- [What to do]: Give the lines of the listing from the line with "filter-search-input[interactable] <box>487 80" to the line with "svg-text:Apr 7th: Apr" as a numbered list, leaving out blank lines.

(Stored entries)
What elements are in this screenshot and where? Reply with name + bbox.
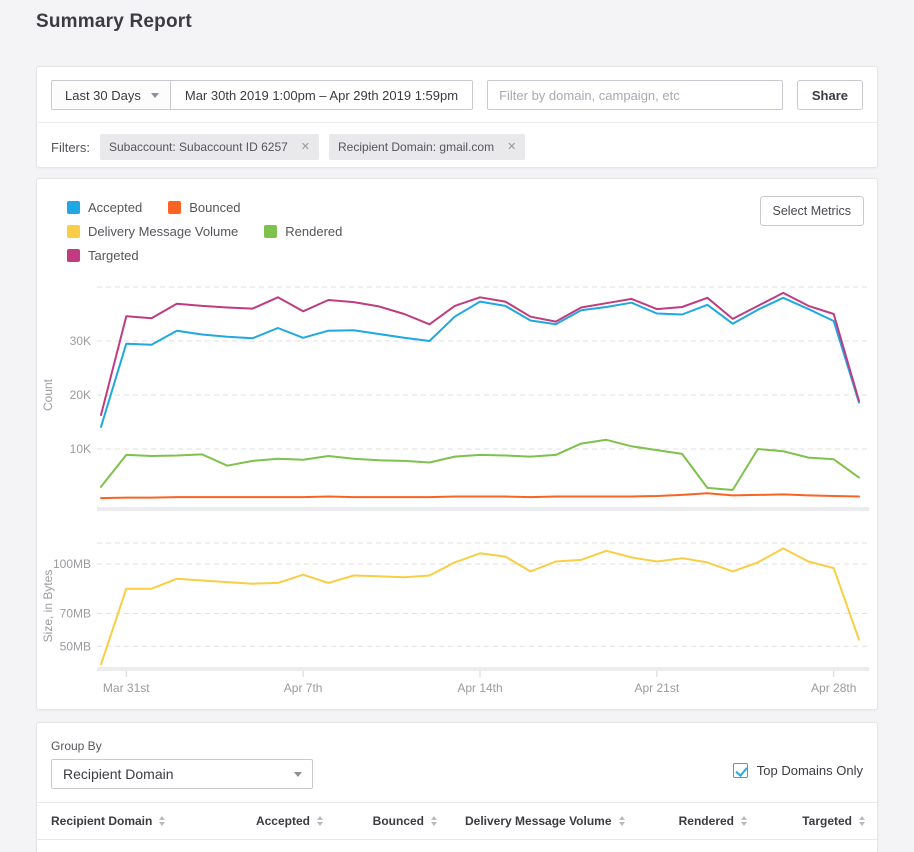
filter-search-input[interactable] <box>487 80 783 110</box>
cell-targeted: 1.06M <box>761 840 879 852</box>
legend: Accepted Bounced Delivery Message Volume Re… <box>67 200 407 263</box>
legend-label: Rendered <box>285 224 342 239</box>
legend-label: Accepted <box>88 200 142 215</box>
legend-swatch-icon <box>67 201 80 214</box>
active-filters-row: Filters: Subaccount: Subaccount ID 6257 … <box>37 123 877 171</box>
legend-label: Bounced <box>189 200 240 215</box>
table-header-row: Recipient Domain Accepted Bounced Delive… <box>37 803 879 840</box>
sort-icon[interactable] <box>859 816 865 826</box>
legend-label: Delivery Message Volume <box>88 224 238 239</box>
filter-tag-label: Recipient Domain: gmail.com <box>338 140 494 154</box>
legend-label: Targeted <box>88 248 139 263</box>
legend-item-accepted: Accepted <box>67 200 142 215</box>
svg-text:Apr 7th: Apr 7th <box>284 681 323 695</box>
legend-item-rendered: Rendered <box>264 224 342 239</box>
svg-text:30K: 30K <box>70 334 91 348</box>
table-panel: Group By Recipient Domain Top Domains On… <box>36 722 878 852</box>
cell-accepted: 937.36K <box>207 840 337 852</box>
svg-text:50MB: 50MB <box>60 639 91 653</box>
legend-item-bounced: Bounced <box>168 200 240 215</box>
legend-swatch-icon <box>168 201 181 214</box>
filters-label: Filters: <box>51 140 90 155</box>
group-by-select[interactable]: Recipient Domain <box>51 759 313 789</box>
close-icon[interactable]: ✕ <box>507 142 516 153</box>
checkbox-checked-icon[interactable] <box>733 763 748 778</box>
share-button[interactable]: Share <box>797 80 863 110</box>
chart-panel: Accepted Bounced Delivery Message Volume Re… <box>36 178 878 710</box>
chevron-down-icon <box>151 93 159 98</box>
svg-text:Apr 14th: Apr 14th <box>457 681 502 695</box>
filter-tag-subaccount: Subaccount: Subaccount ID 6257 ✕ <box>100 134 319 160</box>
table-row: gmail.com 937.36K 10.4K 2.6GB 259.73K 1.… <box>37 840 879 852</box>
group-by-value: Recipient Domain <box>63 766 174 782</box>
svg-text:Size, in Bytes: Size, in Bytes <box>41 570 55 643</box>
size-line-chart: 50MB 70MB 100MB Mar 31st Apr 7th Apr 14th Apr … <box>37 521 879 706</box>
sort-icon[interactable] <box>317 816 323 826</box>
cell-rendered: 259.73K <box>637 840 761 852</box>
sort-icon[interactable] <box>431 816 437 826</box>
summary-report-page: Summary Report Last 30 Days Mar 30th 201… <box>0 0 914 852</box>
filter-panel: Last 30 Days Mar 30th 2019 1:00pm – Apr … <box>36 66 878 168</box>
top-domains-toggle[interactable]: Top Domains Only <box>733 763 863 778</box>
cell-delivery-message-volume: 2.6GB <box>451 840 637 852</box>
filter-row: Last 30 Days Mar 30th 2019 1:00pm – Apr … <box>37 67 877 122</box>
svg-text:Apr 28th: Apr 28th <box>811 681 856 695</box>
legend-swatch-icon <box>67 225 80 238</box>
cell-bounced: 10.4K <box>337 840 451 852</box>
column-header-bounced[interactable]: Bounced <box>337 803 451 840</box>
sort-icon[interactable] <box>159 816 165 826</box>
column-header-recipient-domain[interactable]: Recipient Domain <box>37 803 207 840</box>
date-preset-select[interactable]: Last 30 Days <box>52 81 171 109</box>
sort-icon[interactable] <box>619 816 625 826</box>
date-preset-value: Last 30 Days <box>65 88 141 103</box>
date-range-control: Last 30 Days Mar 30th 2019 1:00pm – Apr … <box>51 80 473 110</box>
svg-text:Apr 21st: Apr 21st <box>635 681 680 695</box>
svg-text:20K: 20K <box>70 388 91 402</box>
filter-tag-label: Subaccount: Subaccount ID 6257 <box>109 140 288 154</box>
svg-text:100MB: 100MB <box>53 557 91 571</box>
column-header-accepted[interactable]: Accepted <box>207 803 337 840</box>
date-range-value: Mar 30th 2019 1:00pm – Apr 29th 2019 1:5… <box>185 88 458 103</box>
close-icon[interactable]: ✕ <box>301 142 310 153</box>
svg-text:70MB: 70MB <box>60 606 91 620</box>
legend-swatch-icon <box>67 249 80 262</box>
select-metrics-button[interactable]: Select Metrics <box>760 196 865 226</box>
date-range-field[interactable]: Mar 30th 2019 1:00pm – Apr 29th 2019 1:5… <box>171 81 472 109</box>
legend-swatch-icon <box>264 225 277 238</box>
count-line-chart: 10K 20K 30K Count <box>37 279 879 521</box>
summary-table: Recipient Domain Accepted Bounced Delive… <box>37 802 879 852</box>
filter-tag-recipient-domain: Recipient Domain: gmail.com ✕ <box>329 134 525 160</box>
svg-text:10K: 10K <box>70 442 91 456</box>
page-title: Summary Report <box>36 11 192 33</box>
column-header-delivery-message-volume[interactable]: Delivery Message Volume <box>451 803 637 840</box>
top-domains-label: Top Domains Only <box>757 763 863 778</box>
column-header-targeted[interactable]: Targeted <box>761 803 879 840</box>
svg-text:Mar 31st: Mar 31st <box>103 681 150 695</box>
svg-text:Count: Count <box>41 378 55 411</box>
legend-item-delivery-message-volume: Delivery Message Volume <box>67 224 238 239</box>
chevron-down-icon <box>294 772 302 777</box>
sort-icon[interactable] <box>741 816 747 826</box>
legend-item-targeted: Targeted <box>67 248 139 263</box>
group-by-label: Group By <box>37 723 877 753</box>
column-header-rendered[interactable]: Rendered <box>637 803 761 840</box>
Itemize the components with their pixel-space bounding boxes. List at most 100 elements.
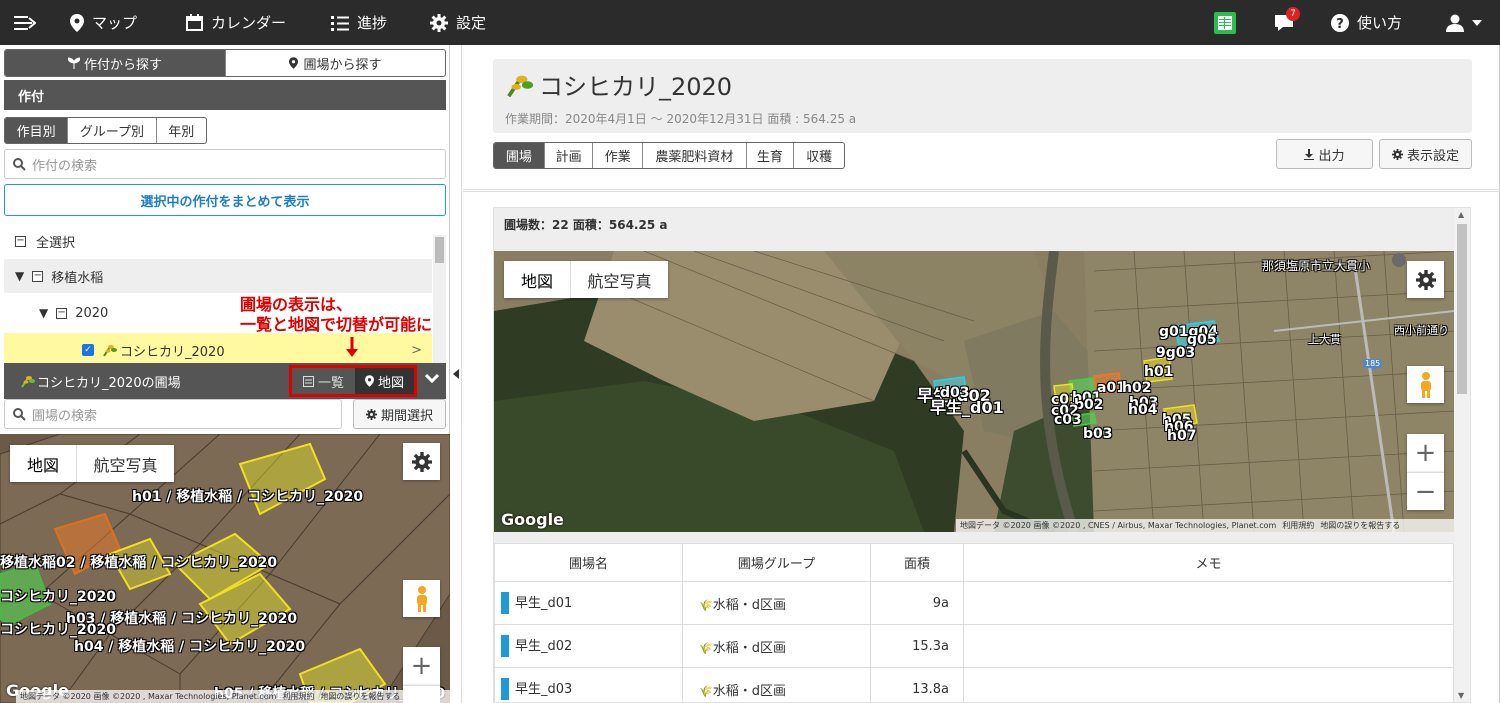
map-view-button[interactable]: 地図 xyxy=(355,368,414,394)
nav-settings-label: 設定 xyxy=(456,14,487,32)
export-button[interactable]: 出力 xyxy=(1276,139,1373,169)
gear-icon xyxy=(1415,269,1436,290)
small-map-tab-map[interactable]: 地図 xyxy=(10,445,76,482)
small-map-tab-aerial[interactable]: 航空写真 xyxy=(76,445,174,482)
big-map-road-shield: 185 xyxy=(1363,359,1383,368)
crop-search-input[interactable]: 作付の検索 xyxy=(4,149,446,179)
col-header-memo[interactable]: メモ xyxy=(963,543,1454,582)
small-field-map[interactable]: h01 / 移植水稲 / コシヒカリ_2020 移植水稲02 / 移植水稲 / … xyxy=(0,434,450,703)
year-label: 2020 xyxy=(75,305,109,321)
small-map-report-link[interactable]: 地図の誤りを報告する xyxy=(320,691,400,702)
tab-search-by-field[interactable]: 圃場から探す xyxy=(225,50,445,76)
fields-table: 圃場名 圃場グループ 面積 メモ 早生_d01 🌾水稲・d区画 9a 早生_d0… xyxy=(494,543,1454,702)
list-view-button[interactable]: 一覧 xyxy=(292,368,355,394)
user-menu[interactable] xyxy=(1446,0,1482,45)
table-row[interactable]: 早生_d02 🌾水稲・d区画 15.3a xyxy=(494,624,1454,668)
nav-map[interactable]: マップ xyxy=(70,0,137,45)
tab-growth[interactable]: 生育 xyxy=(745,143,794,168)
field-label-b03: b03 xyxy=(1083,426,1113,442)
annotation-text: 圃場の表示は、 一覧と地図で切替が可能に xyxy=(240,295,432,335)
fields-summary: 圃場数：22 面積：564.25 a xyxy=(504,218,668,232)
field-memo xyxy=(963,624,1454,668)
field-group: 水稲・d区画 xyxy=(712,683,786,699)
crop-search-placeholder: 作付の検索 xyxy=(32,158,98,174)
period-select-button[interactable]: 期間選択 xyxy=(353,399,446,429)
field-name: 早生_d02 xyxy=(515,638,573,654)
caret-down-icon: ▼ xyxy=(15,269,25,283)
annotation-line1: 圃場の表示は、 xyxy=(240,295,353,314)
col-header-group[interactable]: 圃場グループ xyxy=(682,543,871,582)
google-logo: Google xyxy=(501,510,564,529)
fields-header-label: コシヒカリ_2020の圃場 xyxy=(37,375,181,391)
tab-work[interactable]: 作業 xyxy=(592,143,642,168)
scroll-up-icon[interactable]: ▲ xyxy=(1458,210,1464,219)
col-header-name[interactable]: 圃場名 xyxy=(494,543,683,582)
table-row[interactable]: 早生_d03 🌾水稲・d区画 13.8a xyxy=(494,667,1454,702)
tab-harvest[interactable]: 収穫 xyxy=(793,143,844,168)
tab-by-crop[interactable]: 作目別 xyxy=(5,118,68,143)
tab-search-by-planting[interactable]: 作付から探す xyxy=(5,50,225,76)
big-map-report-link[interactable]: 地図の誤りを報告する xyxy=(1320,520,1400,531)
notification-button[interactable]: 7 xyxy=(1274,0,1300,45)
tab-by-year[interactable]: 年別 xyxy=(155,118,207,143)
field-name: 早生_d01 xyxy=(515,595,573,611)
sidebar-toggle-icon[interactable] xyxy=(14,0,36,45)
panel-splitter[interactable] xyxy=(450,45,462,703)
street-view-pegman-icon[interactable] xyxy=(1407,366,1444,403)
table-row[interactable]: 早生_d01 🌾水稲・d区画 9a xyxy=(494,581,1454,625)
nav-progress[interactable]: 進捗 xyxy=(331,0,387,45)
nav-help-label: 使い方 xyxy=(1357,14,1403,32)
nav-map-label: マップ xyxy=(92,14,138,32)
big-map-zoom-out[interactable]: − xyxy=(1407,472,1444,510)
search-icon xyxy=(13,407,26,421)
nav-help[interactable]: ? 使い方 xyxy=(1331,0,1402,45)
small-map-type-toggle: 地図 航空写真 xyxy=(10,445,174,482)
checklist-icon xyxy=(331,15,349,31)
small-map-attribution: 地図データ ©2020 画像 ©2020 , Maxar Technologie… xyxy=(16,690,450,703)
small-map-terms-link[interactable]: 利用規約 xyxy=(282,691,314,702)
spreadsheet-icon[interactable] xyxy=(1214,0,1236,45)
big-map-settings-button[interactable] xyxy=(1407,261,1444,298)
search-icon xyxy=(13,157,26,171)
show-selected-label: 選択中の作付をまとめて表示 xyxy=(140,194,310,210)
big-map-type-toggle: 地図 航空写真 xyxy=(504,261,668,298)
nav-settings[interactable]: 設定 xyxy=(430,0,486,45)
scroll-thumb[interactable] xyxy=(1457,224,1467,394)
gear-icon xyxy=(1391,148,1403,160)
tab-plan[interactable]: 計画 xyxy=(543,143,593,168)
caret-down-icon xyxy=(1472,19,1482,26)
small-map-settings-button[interactable] xyxy=(403,443,440,480)
scroll-down-icon[interactable]: ▼ xyxy=(1458,691,1464,700)
display-settings-button[interactable]: 表示設定 xyxy=(1379,139,1472,169)
tab-by-group[interactable]: グループ別 xyxy=(67,118,155,143)
checkbox[interactable]: ✓ xyxy=(82,344,94,356)
calendar-icon xyxy=(186,14,203,31)
big-map-tab-map[interactable]: 地図 xyxy=(504,261,570,298)
tree-crop-row[interactable]: ▼ − 移植水稲 xyxy=(4,259,432,293)
field-name: 早生_d03 xyxy=(515,681,573,697)
big-map-zoom-in[interactable]: + xyxy=(1407,434,1444,472)
tree-planting-row[interactable]: ✓ コシヒカリ_2020 > xyxy=(4,333,432,367)
tree-scrollbar[interactable] xyxy=(433,235,446,365)
annotation-arrow xyxy=(346,337,358,357)
display-settings-label: 表示設定 xyxy=(1406,148,1459,164)
tree-select-all[interactable]: − 全選択 xyxy=(4,223,432,259)
list-map-toggle: 一覧 地図 xyxy=(289,365,417,397)
main-scrollbar[interactable]: ▲ ▼ xyxy=(1454,208,1470,702)
tab-fields[interactable]: 圃場 xyxy=(494,143,544,168)
small-map-zoom-in[interactable]: + xyxy=(403,647,440,685)
field-label-h04: h04 xyxy=(1128,402,1158,418)
big-map-tab-aerial[interactable]: 航空写真 xyxy=(570,261,668,298)
tab-materials[interactable]: 農薬肥料資材 xyxy=(642,143,745,168)
big-map-terms-link[interactable]: 利用規約 xyxy=(1282,520,1314,531)
street-view-pegman-icon[interactable] xyxy=(403,580,440,617)
col-header-area[interactable]: 面積 xyxy=(870,543,964,582)
show-selected-plantings-button[interactable]: 選択中の作付をまとめて表示 xyxy=(4,184,446,216)
field-memo xyxy=(963,581,1454,625)
fields-map[interactable]: 那須塩原市立大貫小 西小前通り 上大貫 185 g01g04 g05 9g03 … xyxy=(494,251,1454,532)
nav-calendar[interactable]: カレンダー xyxy=(186,0,286,45)
download-icon xyxy=(1304,148,1315,160)
big-map-attribution: 地図データ ©2020 画像 ©2020 , CNES / Airbus, Ma… xyxy=(956,519,1454,532)
chevron-down-icon[interactable] xyxy=(425,374,439,384)
field-search-input[interactable]: 圃場の検索 xyxy=(4,399,342,429)
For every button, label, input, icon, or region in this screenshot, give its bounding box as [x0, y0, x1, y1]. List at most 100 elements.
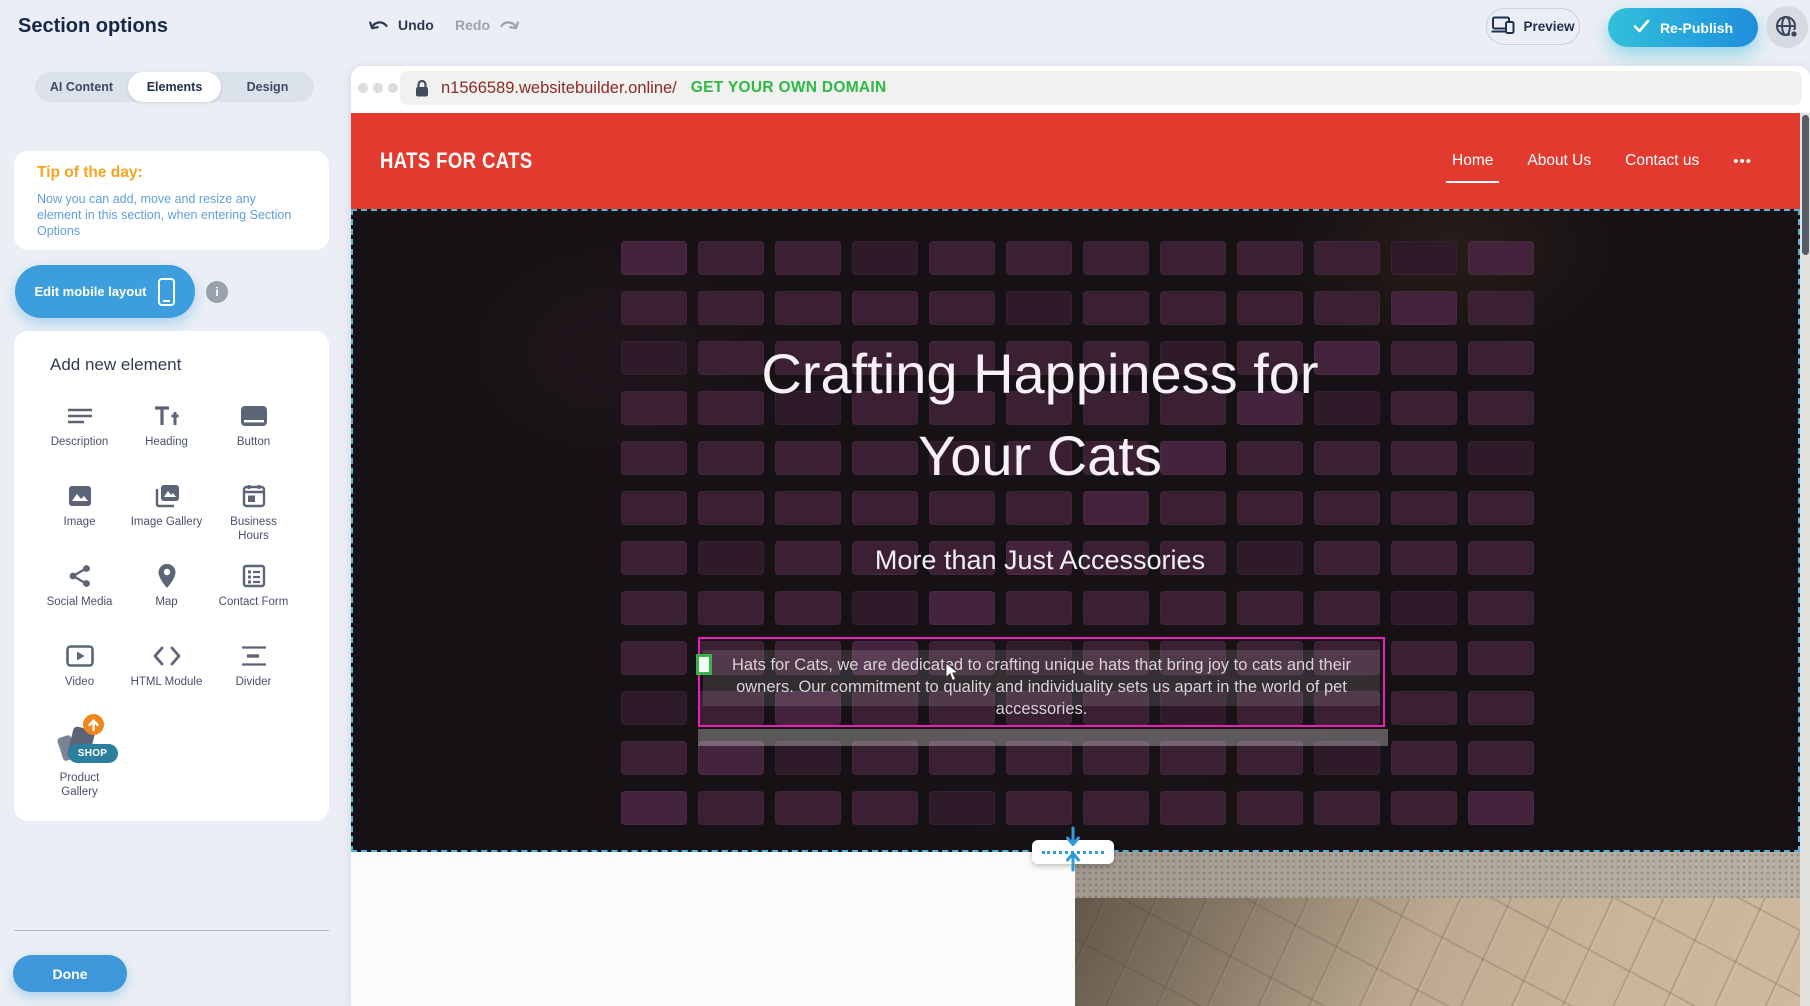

- [Exercise response]:
1. filter-search-input[interactable] <box>487 80 783 110</box>
2. cell-targeted: 1.06M <box>761 840 879 852</box>
3. legend: Accepted Bounced Delivery Message Volume Re… <box>67 200 407 263</box>
4. legend-label: Rendered <box>285 224 342 239</box>
5. legend-label: Accepted <box>88 200 142 215</box>
6. legend-swatch-icon <box>67 201 80 214</box>
7. active-filters-row: Filters: Subaccount: Subaccount ID 6257 … <box>37 123 877 171</box>
8. legend-label: Bounced <box>189 200 240 215</box>
9. table-header-row: Recipient Domain Accepted Bounced Delive… <box>37 803 879 840</box>
10. sort-icon[interactable] <box>859 816 865 826</box>
11. legend-label: Delivery Message Volume <box>88 224 238 239</box>
12. filter-tag-label: Recipient Domain: gmail.com <box>338 140 494 154</box>
13. legend-label: Targeted <box>88 248 139 263</box>
14. legend-item-accepted: Accepted <box>67 200 142 215</box>
15. svg-text:Apr 7th: Apr 7th <box>284 681 323 695</box>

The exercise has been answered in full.